• Objective
Locate each line containing the string "this" and copy it out.

• Task input
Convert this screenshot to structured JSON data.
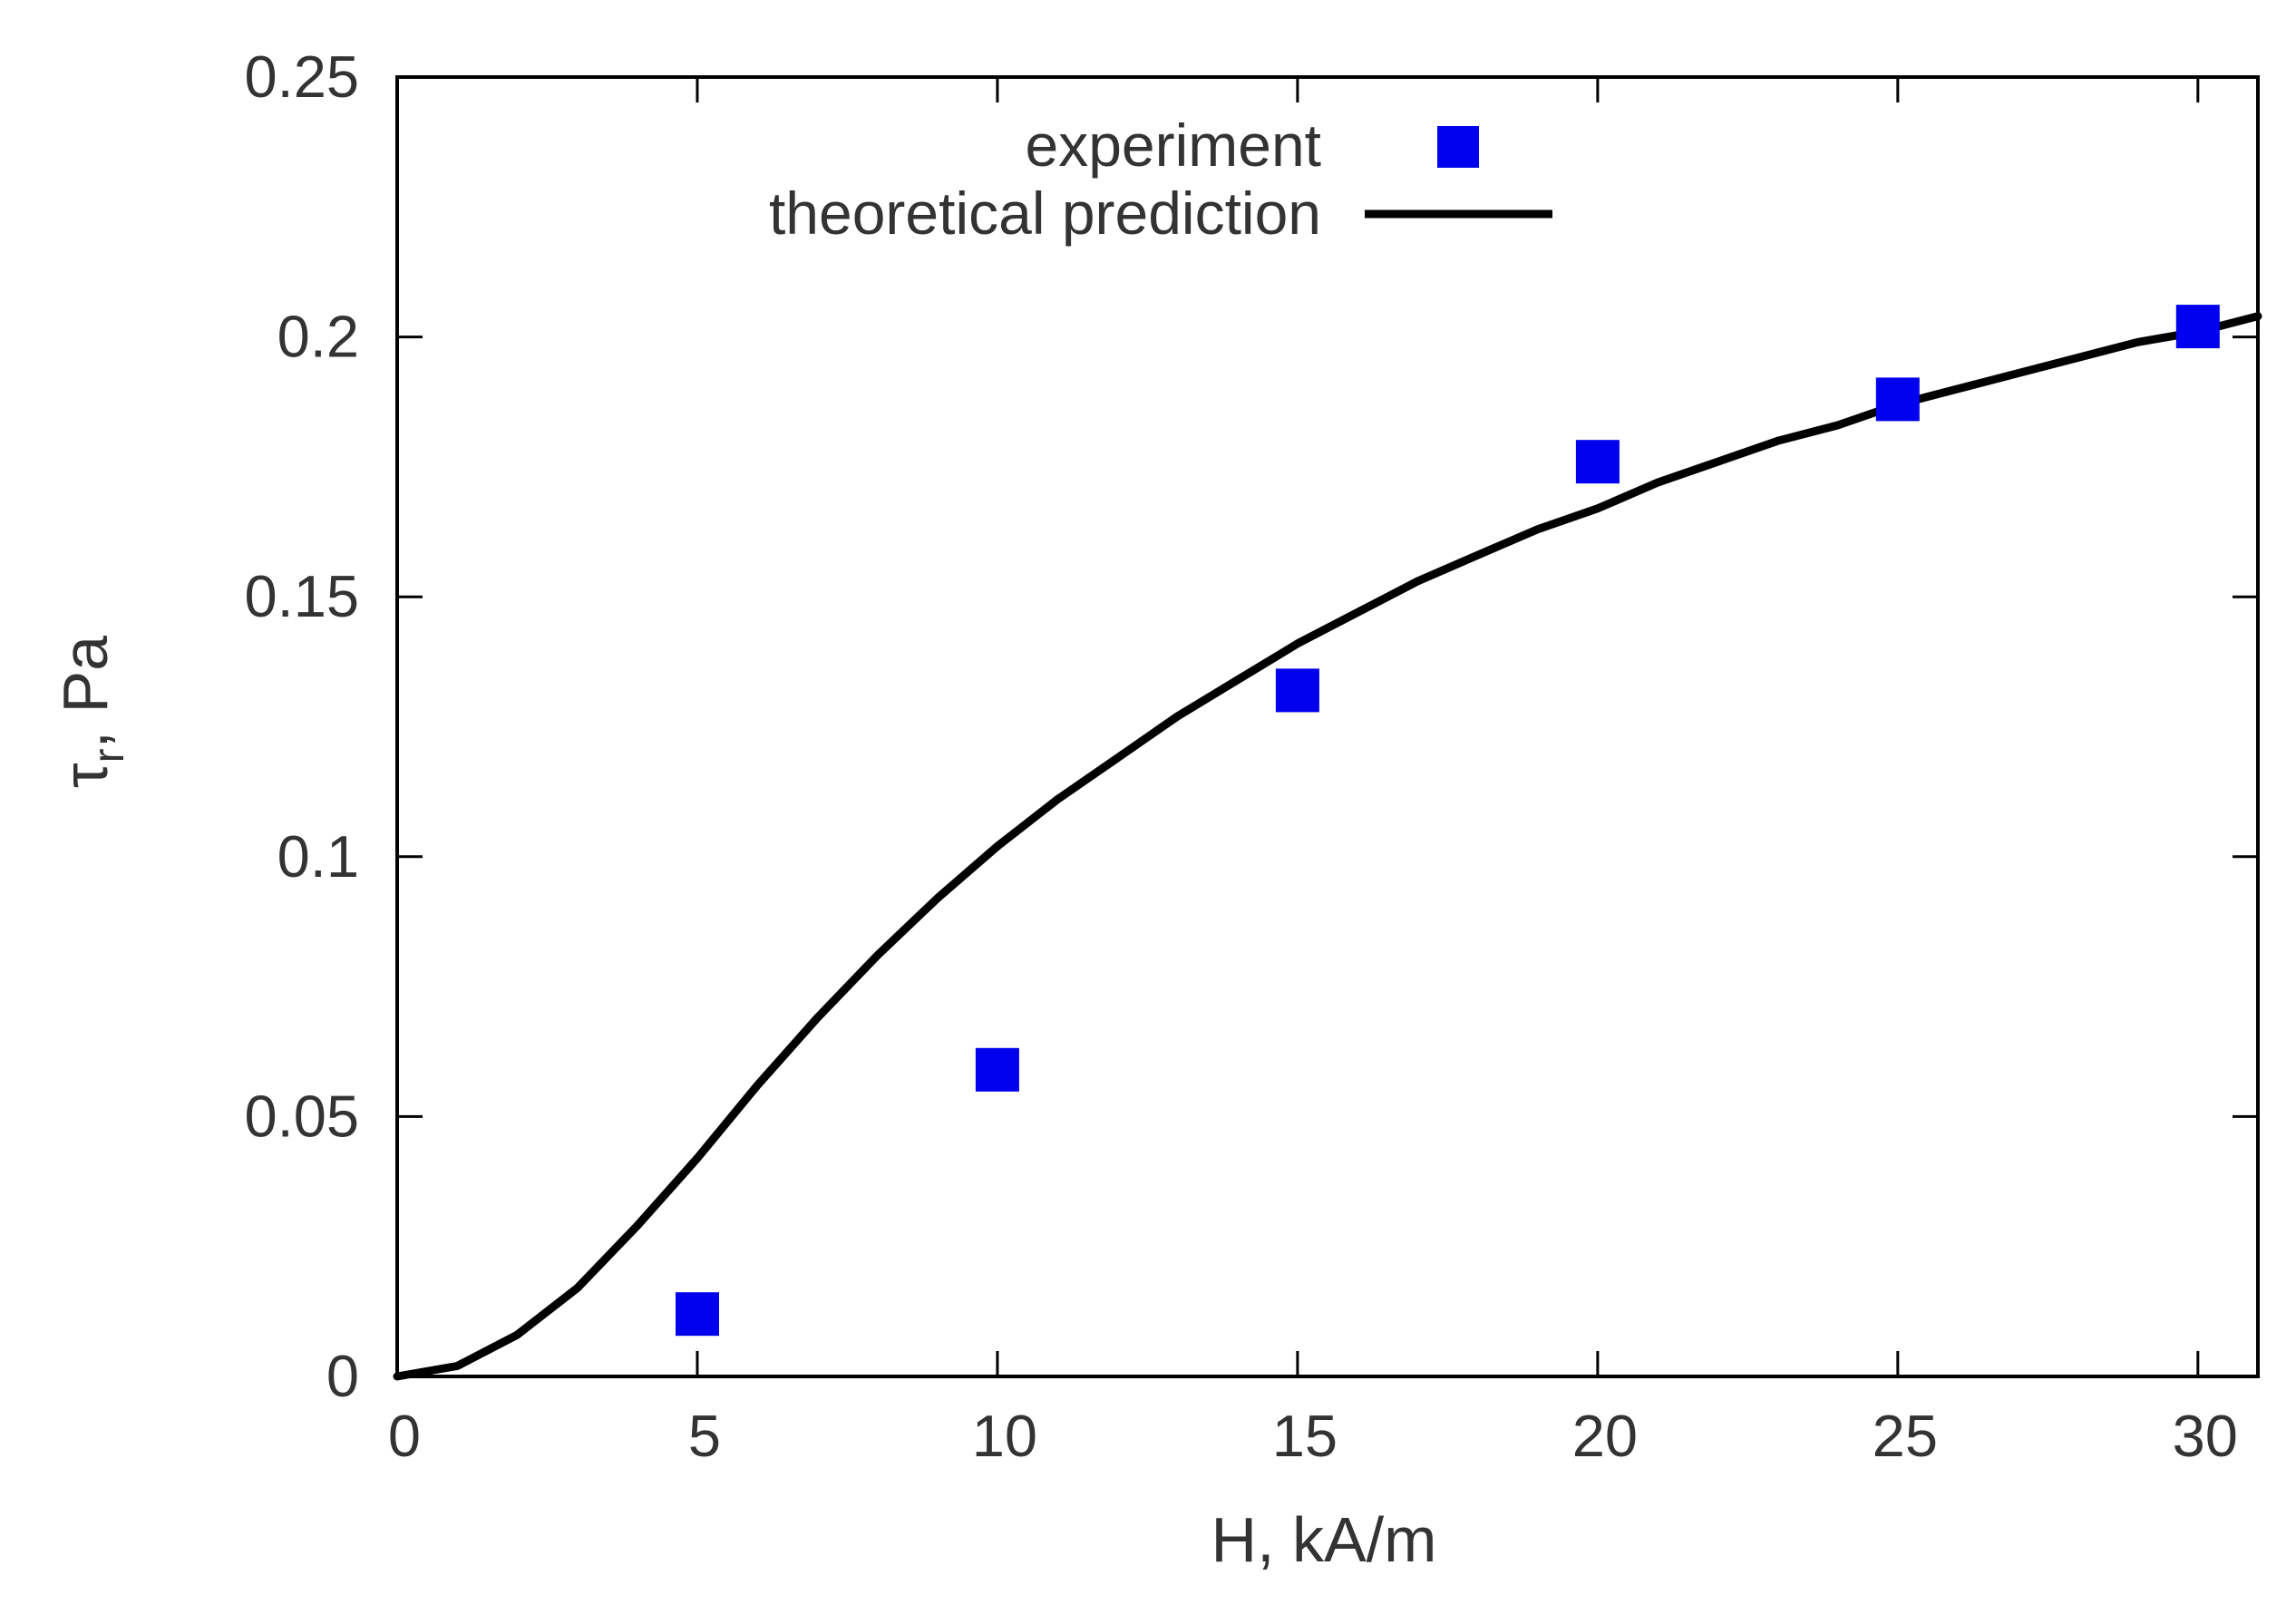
{
  "chart_data": {
    "type": "scatter",
    "title": "",
    "xlabel": "H, kA/m",
    "ylabel": {
      "symbol": "τ",
      "subscript": "r",
      "rest": ", Pa"
    },
    "xlim": [
      0,
      31
    ],
    "ylim": [
      0,
      0.25
    ],
    "xticks": [
      0,
      5,
      10,
      15,
      20,
      25,
      30
    ],
    "yticks": [
      0,
      0.05,
      0.1,
      0.15,
      0.2,
      0.25
    ],
    "xtick_labels": [
      "0",
      "5",
      "10",
      "15",
      "20",
      "25",
      "30"
    ],
    "ytick_labels": [
      "0",
      "0.05",
      "0.1",
      "0.15",
      "0.2",
      "0.25"
    ],
    "grid": false,
    "legend_position": "top-center",
    "series": [
      {
        "name": "experiment",
        "kind": "markers",
        "marker": "square",
        "color": "#0000ee",
        "x": [
          5,
          10,
          15,
          20,
          25,
          30
        ],
        "y": [
          0.012,
          0.059,
          0.132,
          0.176,
          0.188,
          0.202
        ]
      },
      {
        "name": "theoretical prediction",
        "kind": "line",
        "color": "#000000",
        "x": [
          0,
          1,
          2,
          3,
          4,
          5,
          6,
          7,
          8,
          9,
          10,
          11,
          12,
          13,
          14,
          15,
          16,
          17,
          18,
          19,
          20,
          21,
          22,
          23,
          24,
          25,
          26,
          27,
          28,
          29,
          30,
          31
        ],
        "y": [
          0,
          0.002,
          0.008,
          0.017,
          0.029,
          0.042,
          0.056,
          0.069,
          0.081,
          0.092,
          0.102,
          0.111,
          0.119,
          0.127,
          0.134,
          0.141,
          0.147,
          0.153,
          0.158,
          0.163,
          0.167,
          0.172,
          0.176,
          0.18,
          0.183,
          0.187,
          0.19,
          0.193,
          0.196,
          0.199,
          0.201,
          0.204
        ]
      }
    ]
  }
}
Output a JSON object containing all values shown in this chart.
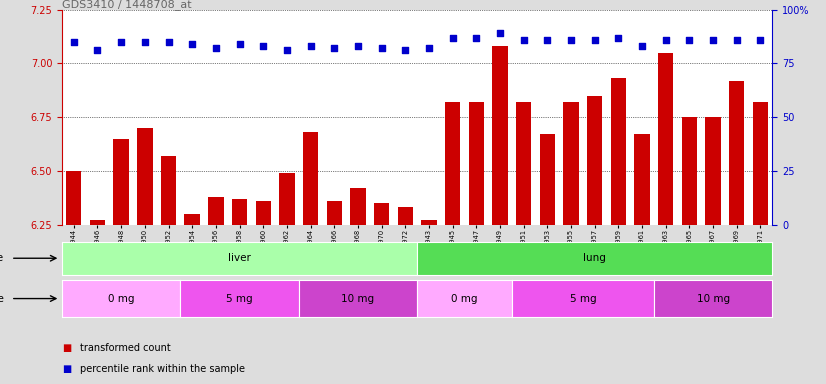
{
  "title": "GDS3410 / 1448708_at",
  "samples": [
    "GSM326944",
    "GSM326946",
    "GSM326948",
    "GSM326950",
    "GSM326952",
    "GSM326954",
    "GSM326956",
    "GSM326958",
    "GSM326960",
    "GSM326962",
    "GSM326964",
    "GSM326966",
    "GSM326968",
    "GSM326970",
    "GSM326972",
    "GSM326943",
    "GSM326945",
    "GSM326947",
    "GSM326949",
    "GSM326951",
    "GSM326953",
    "GSM326955",
    "GSM326957",
    "GSM326959",
    "GSM326961",
    "GSM326963",
    "GSM326965",
    "GSM326967",
    "GSM326969",
    "GSM326971"
  ],
  "bar_values": [
    6.5,
    6.27,
    6.65,
    6.7,
    6.57,
    6.3,
    6.38,
    6.37,
    6.36,
    6.49,
    6.68,
    6.36,
    6.42,
    6.35,
    6.33,
    6.27,
    6.82,
    6.82,
    7.08,
    6.82,
    6.67,
    6.82,
    6.85,
    6.93,
    6.67,
    7.05,
    6.75,
    6.75,
    6.92,
    6.82
  ],
  "dot_values": [
    7.1,
    7.06,
    7.1,
    7.1,
    7.1,
    7.09,
    7.07,
    7.09,
    7.08,
    7.06,
    7.08,
    7.07,
    7.08,
    7.07,
    7.06,
    7.07,
    7.12,
    7.12,
    7.14,
    7.11,
    7.11,
    7.11,
    7.11,
    7.12,
    7.08,
    7.11,
    7.11,
    7.11,
    7.11,
    7.11
  ],
  "ylim_left": [
    6.25,
    7.25
  ],
  "ylim_right": [
    0,
    100
  ],
  "yticks_left": [
    6.25,
    6.5,
    6.75,
    7.0,
    7.25
  ],
  "yticks_right": [
    0,
    25,
    50,
    75,
    100
  ],
  "bar_color": "#cc0000",
  "dot_color": "#0000cc",
  "tissue_labels": [
    {
      "label": "liver",
      "start": 0,
      "end": 15,
      "color": "#aaffaa"
    },
    {
      "label": "lung",
      "start": 15,
      "end": 30,
      "color": "#55dd55"
    }
  ],
  "dose_labels": [
    {
      "label": "0 mg",
      "start": 0,
      "end": 5,
      "color": "#ffaaff"
    },
    {
      "label": "5 mg",
      "start": 5,
      "end": 10,
      "color": "#ee55ee"
    },
    {
      "label": "10 mg",
      "start": 10,
      "end": 15,
      "color": "#cc44cc"
    },
    {
      "label": "0 mg",
      "start": 15,
      "end": 19,
      "color": "#ffaaff"
    },
    {
      "label": "5 mg",
      "start": 19,
      "end": 25,
      "color": "#ee55ee"
    },
    {
      "label": "10 mg",
      "start": 25,
      "end": 30,
      "color": "#cc44cc"
    }
  ],
  "legend_items": [
    {
      "label": "transformed count",
      "color": "#cc0000"
    },
    {
      "label": "percentile rank within the sample",
      "color": "#0000cc"
    }
  ],
  "background_color": "#dddddd",
  "plot_bg_color": "#ffffff",
  "title_color": "#666666",
  "left_axis_color": "#cc0000",
  "right_axis_color": "#0000cc"
}
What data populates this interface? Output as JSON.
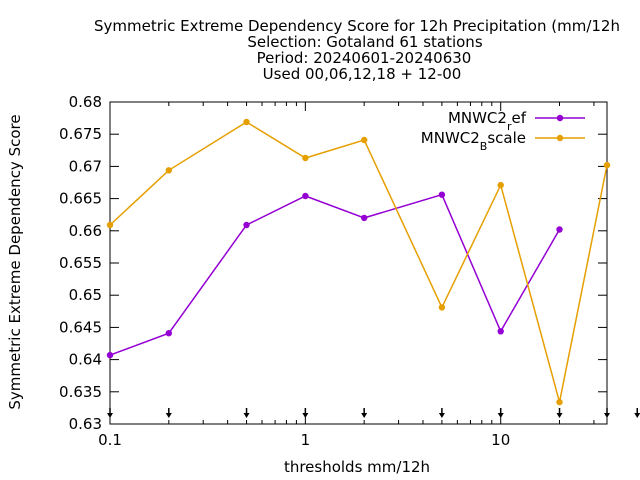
{
  "chart_data": {
    "type": "line",
    "title_lines": [
      "Symmetric Extreme Dependency Score  for 12h Precipitation (mm/12h",
      "Selection: Gotaland     61 stations",
      "Period: 20240601-20240630",
      "Used 00,06,12,18 + 12-00"
    ],
    "xlabel": "thresholds mm/12h",
    "ylabel": "Symmetric Extreme Dependency Score",
    "xscale": "log",
    "xlim": [
      0.1,
      35
    ],
    "ylim": [
      0.63,
      0.68
    ],
    "x_ticks": [
      {
        "value": 0.1,
        "label": "0.1"
      },
      {
        "value": 1,
        "label": "1"
      },
      {
        "value": 10,
        "label": "10"
      }
    ],
    "y_ticks": [
      {
        "value": 0.63,
        "label": "0.63"
      },
      {
        "value": 0.635,
        "label": "0.635"
      },
      {
        "value": 0.64,
        "label": "0.64"
      },
      {
        "value": 0.645,
        "label": "0.645"
      },
      {
        "value": 0.65,
        "label": "0.65"
      },
      {
        "value": 0.655,
        "label": "0.655"
      },
      {
        "value": 0.66,
        "label": "0.66"
      },
      {
        "value": 0.665,
        "label": "0.665"
      },
      {
        "value": 0.67,
        "label": "0.67"
      },
      {
        "value": 0.675,
        "label": "0.675"
      },
      {
        "value": 0.68,
        "label": "0.68"
      }
    ],
    "bottom_arrow_markers_x": [
      0.1,
      0.2,
      0.5,
      1,
      2,
      5,
      10,
      20,
      35,
      50
    ],
    "legend_position": "top-right",
    "grid": false,
    "series": [
      {
        "legend_main": "MNWC2",
        "legend_sub": "r",
        "legend_tail": "ef",
        "color": "#9400d3",
        "x": [
          0.1,
          0.2,
          0.5,
          1,
          2,
          5,
          10,
          20
        ],
        "y": [
          0.6407,
          0.6441,
          0.6609,
          0.6654,
          0.662,
          0.6656,
          0.6444,
          0.6602
        ]
      },
      {
        "legend_main": "MNWC2",
        "legend_sub": "B",
        "legend_tail": "scale",
        "color": "#e69f00",
        "x": [
          0.1,
          0.2,
          0.5,
          1,
          2,
          5,
          10,
          20,
          35
        ],
        "y": [
          0.6609,
          0.6694,
          0.6769,
          0.6713,
          0.6741,
          0.6481,
          0.6671,
          0.6334,
          0.6702
        ]
      }
    ]
  }
}
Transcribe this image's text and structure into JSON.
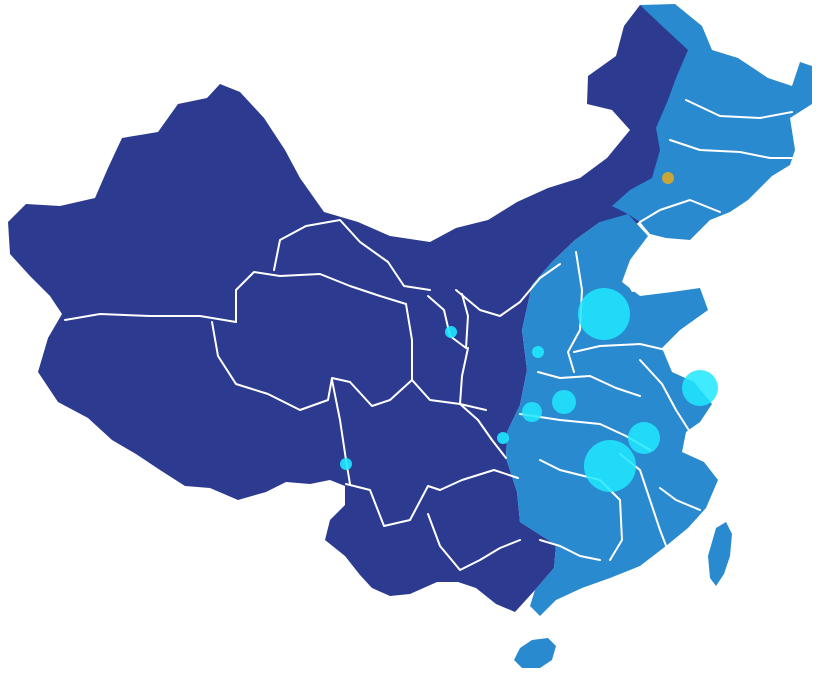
{
  "map": {
    "colors": {
      "background": "#ffffff",
      "western_region": "#2c3b8f",
      "eastern_region": "#2a8ad0",
      "border": "#ffffff",
      "bubble": "#1ee8ff",
      "highlight_marker": "#c8a63a"
    },
    "bubbles": [
      {
        "id": "hebei",
        "size": "large"
      },
      {
        "id": "jiangsu",
        "size": "large"
      },
      {
        "id": "hunan",
        "size": "large"
      },
      {
        "id": "jiangxi",
        "size": "medium"
      },
      {
        "id": "henan-south",
        "size": "small"
      },
      {
        "id": "hubei-west",
        "size": "small"
      },
      {
        "id": "shanxi-south",
        "size": "small"
      },
      {
        "id": "ningxia",
        "size": "small"
      },
      {
        "id": "chongqing",
        "size": "small"
      },
      {
        "id": "yunnan-north",
        "size": "small"
      }
    ],
    "marker": {
      "id": "jilin",
      "color": "#c8a63a"
    }
  }
}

• Task response
Convert this screenshot to structured JSON data.
Output a JSON object containing all values shown in this chart.
What data populates this interface? Output as JSON.
Transcribe this image's text and structure into JSON.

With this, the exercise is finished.